Starting at the line that holds "What data populates", quote every line through the end of the records, both boundary lines included. Omit the pictures.
++++ Supplied data ++++
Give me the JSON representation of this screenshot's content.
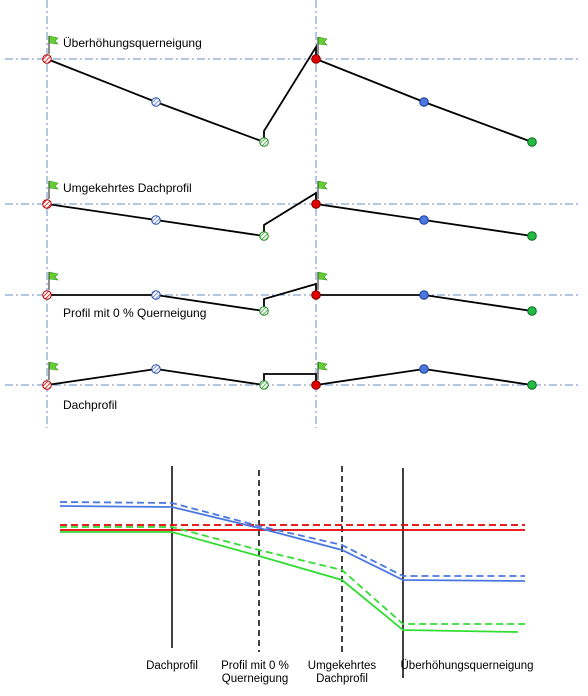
{
  "profiles": [
    {
      "label": "Überhöhungsquerneigung"
    },
    {
      "label": "Umgekehrtes Dachprofil"
    },
    {
      "label": "Profil mit 0 % Querneigung"
    },
    {
      "label": "Dachprofil"
    }
  ],
  "transition_labels": [
    {
      "line1": "Dachprofil",
      "line2": ""
    },
    {
      "line1": "Profil mit 0 %",
      "line2": "Querneigung"
    },
    {
      "line1": "Umgekehrtes",
      "line2": "Dachprofil"
    },
    {
      "line1": "Überhöhungsquerneigung",
      "line2": ""
    }
  ],
  "colors": {
    "red": "#e00000",
    "blue": "#4a78e0",
    "green": "#33cc33",
    "guide": "#6a8cc0",
    "flag": "#66cc33"
  }
}
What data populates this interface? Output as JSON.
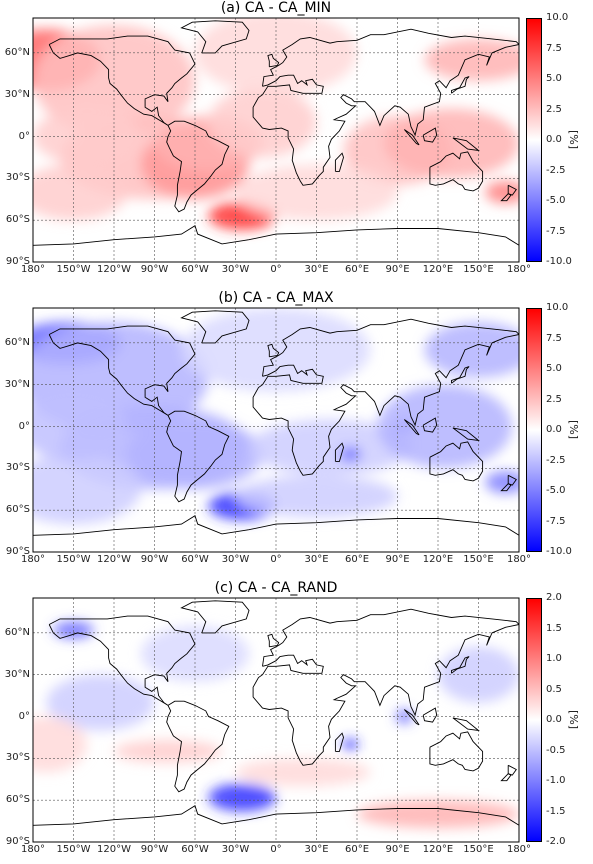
{
  "panels": [
    {
      "id": "a",
      "title": "(a) CA - CA_MIN",
      "cbar_ticks": [
        "10.0",
        "7.5",
        "5.0",
        "2.5",
        "0.0",
        "-2.5",
        "-5.0",
        "-7.5",
        "-10.0"
      ],
      "vmax": 10.0
    },
    {
      "id": "b",
      "title": "(b) CA - CA_MAX",
      "cbar_ticks": [
        "10.0",
        "7.5",
        "5.0",
        "2.5",
        "0.0",
        "-2.5",
        "-5.0",
        "-7.5",
        "-10.0"
      ],
      "vmax": 10.0
    },
    {
      "id": "c",
      "title": "(c) CA - CA_RAND",
      "cbar_ticks": [
        "2.0",
        "1.5",
        "1.0",
        "0.5",
        "0.0",
        "-0.5",
        "-1.0",
        "-1.5",
        "-2.0"
      ],
      "vmax": 2.0
    }
  ],
  "lat_labels": [
    "60°N",
    "30°N",
    "0°",
    "30°S",
    "60°S",
    "90°S"
  ],
  "lon_labels": [
    "180°",
    "150°W",
    "120°W",
    "90°W",
    "60°W",
    "30°W",
    "0°",
    "30°E",
    "60°E",
    "90°E",
    "120°E",
    "150°E",
    "180°"
  ],
  "unit": "[%]",
  "colormap": {
    "high": "#ff0000",
    "mid": "#ffffff",
    "low": "#0000ff"
  }
}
++++
• Output below
What data populates this interface? Output as JSON.
{
  "panels": [
    {
      "id": "a",
      "title": "(a) CA - CA_MIN",
      "cbar_ticks": [
        "10.0",
        "7.5",
        "5.0",
        "2.5",
        "0.0",
        "-2.5",
        "-5.0",
        "-7.5",
        "-10.0"
      ],
      "vmax": 10.0
    },
    {
      "id": "b",
      "title": "(b) CA - CA_MAX",
      "cbar_ticks": [
        "10.0",
        "7.5",
        "5.0",
        "2.5",
        "0.0",
        "-2.5",
        "-5.0",
        "-7.5",
        "-10.0"
      ],
      "vmax": 10.0
    },
    {
      "id": "c",
      "title": "(c) CA - CA_RAND",
      "cbar_ticks": [
        "2.0",
        "1.5",
        "1.0",
        "0.5",
        "0.0",
        "-0.5",
        "-1.0",
        "-1.5",
        "-2.0"
      ],
      "vmax": 2.0
    }
  ],
  "lat_labels": [
    "60°N",
    "30°N",
    "0°",
    "30°S",
    "60°S",
    "90°S"
  ],
  "lon_labels": [
    "180°",
    "150°W",
    "120°W",
    "90°W",
    "60°W",
    "30°W",
    "0°",
    "30°E",
    "60°E",
    "90°E",
    "120°E",
    "150°E",
    "180°"
  ],
  "unit": "[%]",
  "colormap": {
    "high": "#ff0000",
    "mid": "#ffffff",
    "low": "#0000ff"
  }
}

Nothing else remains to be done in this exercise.